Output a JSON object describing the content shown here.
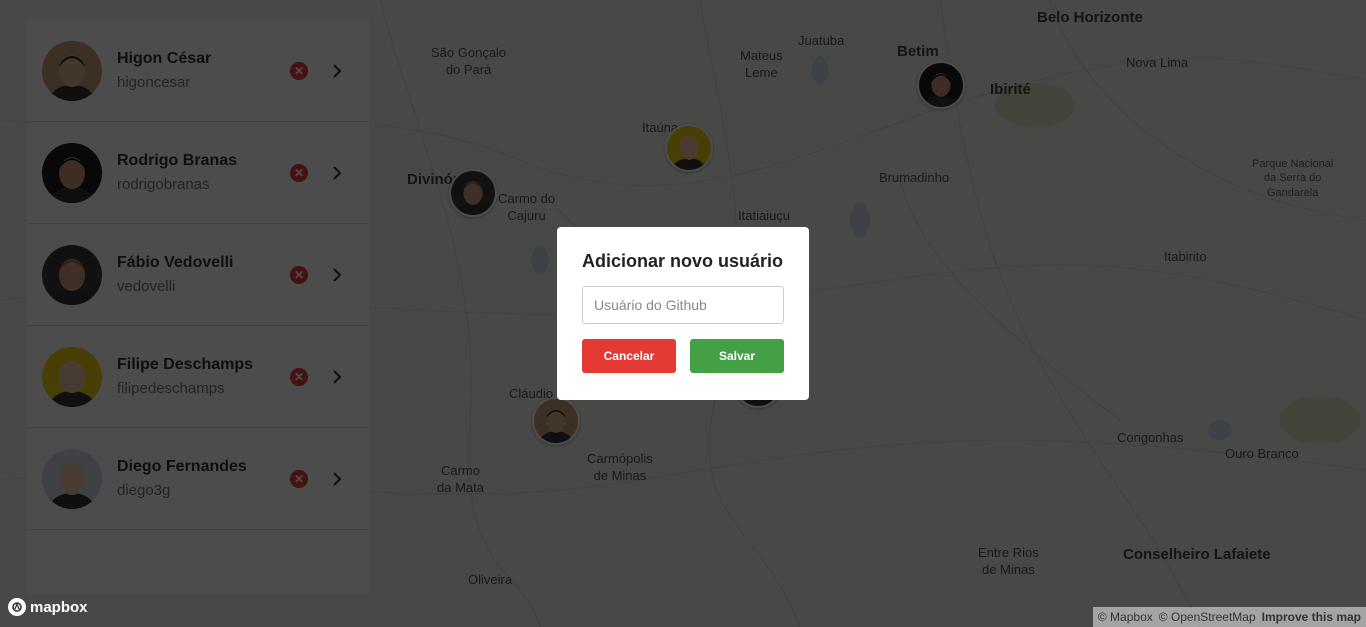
{
  "map": {
    "places": [
      {
        "name": "Belo Horizonte",
        "cls": "city"
      },
      {
        "name": "Nova Lima",
        "cls": ""
      },
      {
        "name": "Betim",
        "cls": "city"
      },
      {
        "name": "Ibirité",
        "cls": "city"
      },
      {
        "name": "Juatuba",
        "cls": ""
      },
      {
        "name": "Mateus\nLeme",
        "cls": ""
      },
      {
        "name": "São Gonçalo\ndo Pará",
        "cls": ""
      },
      {
        "name": "Itaúna",
        "cls": ""
      },
      {
        "name": "Brumadinho",
        "cls": ""
      },
      {
        "name": "Divinópolis",
        "cls": "city"
      },
      {
        "name": "Carmo do\nCajuru",
        "cls": ""
      },
      {
        "name": "Itatiaiuçu",
        "cls": ""
      },
      {
        "name": "Itabirito",
        "cls": ""
      },
      {
        "name": "Parque Nacional\nda Serra do\nGandarela",
        "cls": "small"
      },
      {
        "name": "Cláudio",
        "cls": ""
      },
      {
        "name": "Carmo\nda Mata",
        "cls": ""
      },
      {
        "name": "Carmópolis\nde Minas",
        "cls": ""
      },
      {
        "name": "Congonhas",
        "cls": ""
      },
      {
        "name": "Ouro Branco",
        "cls": ""
      },
      {
        "name": "Entre Rios\nde Minas",
        "cls": ""
      },
      {
        "name": "Conselheiro Lafaiete",
        "cls": "city"
      },
      {
        "name": "Oliveira",
        "cls": ""
      }
    ],
    "markers": [
      "higoncesar",
      "rodrigobranas",
      "vedovelli",
      "filipedeschamps",
      "diego3g",
      "extra"
    ]
  },
  "users": [
    {
      "name": "Higon César",
      "login": "higoncesar",
      "avatar_bg": "#c9a27e",
      "skin": "#e0b48e",
      "hair": "#2b1b12"
    },
    {
      "name": "Rodrigo Branas",
      "login": "rodrigobranas",
      "avatar_bg": "#1c1c1c",
      "skin": "#c89a78",
      "hair": "#1a1410"
    },
    {
      "name": "Fábio Vedovelli",
      "login": "vedovelli",
      "avatar_bg": "#3a3a3a",
      "skin": "#d2a084",
      "hair": "#8a6a55"
    },
    {
      "name": "Filipe Deschamps",
      "login": "filipedeschamps",
      "avatar_bg": "#f2d21a",
      "skin": "#f0c9a8",
      "hair": "#e8d7a0"
    },
    {
      "name": "Diego Fernandes",
      "login": "diego3g",
      "avatar_bg": "#d7dbe3",
      "skin": "#f1cdb3",
      "hair": "#e9d49a"
    }
  ],
  "modal": {
    "title": "Adicionar novo usuário",
    "input_placeholder": "Usuário do Github",
    "input_value": "",
    "cancel_label": "Cancelar",
    "save_label": "Salvar"
  },
  "chrome": {
    "logo_text": "mapbox",
    "attribution_mapbox": "© Mapbox",
    "attribution_osm": "© OpenStreetMap",
    "improve_label": "Improve this map"
  },
  "colors": {
    "cancel": "#e53935",
    "save": "#43a047",
    "remove": "#e63c3c"
  }
}
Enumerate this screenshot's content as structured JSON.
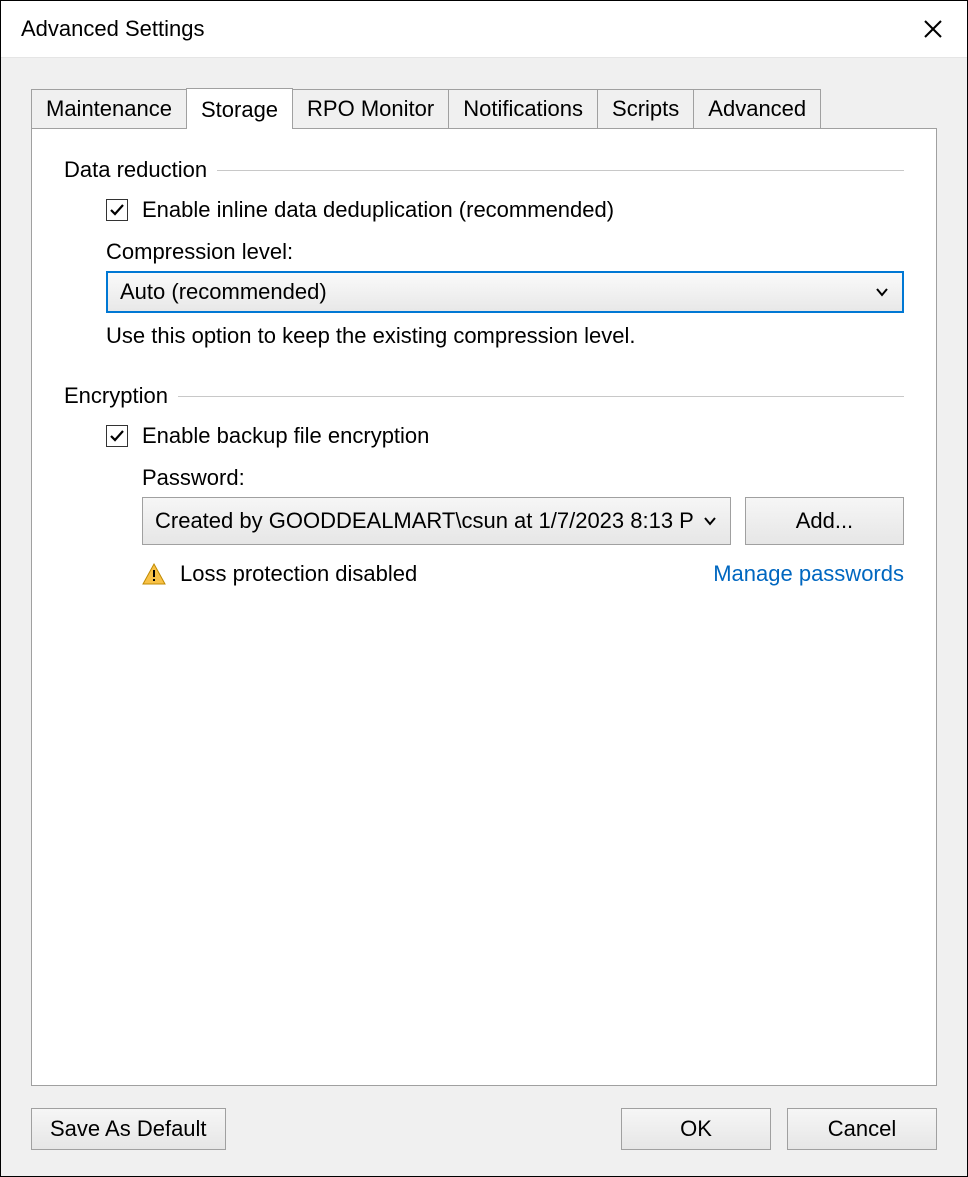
{
  "window": {
    "title": "Advanced Settings"
  },
  "tabs": [
    {
      "label": "Maintenance",
      "active": false
    },
    {
      "label": "Storage",
      "active": true
    },
    {
      "label": "RPO Monitor",
      "active": false
    },
    {
      "label": "Notifications",
      "active": false
    },
    {
      "label": "Scripts",
      "active": false
    },
    {
      "label": "Advanced",
      "active": false
    }
  ],
  "data_reduction": {
    "legend": "Data reduction",
    "dedup_checkbox_label": "Enable inline data deduplication (recommended)",
    "dedup_checked": true,
    "compression_label": "Compression level:",
    "compression_value": "Auto (recommended)",
    "compression_hint": "Use this option to keep the existing compression level."
  },
  "encryption": {
    "legend": "Encryption",
    "checkbox_label": "Enable backup file encryption",
    "checked": true,
    "password_label": "Password:",
    "password_value": "Created by GOODDEALMART\\csun at 1/7/2023 8:13 P",
    "add_button": "Add...",
    "loss_text": "Loss protection disabled",
    "manage_link": "Manage passwords"
  },
  "footer": {
    "save_default": "Save As Default",
    "ok": "OK",
    "cancel": "Cancel"
  }
}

----

Set task: Search the lines above for the string "legend" and copy each line that has it.

Complete output:
    "legend": "Data reduction",
    "legend": "Encryption",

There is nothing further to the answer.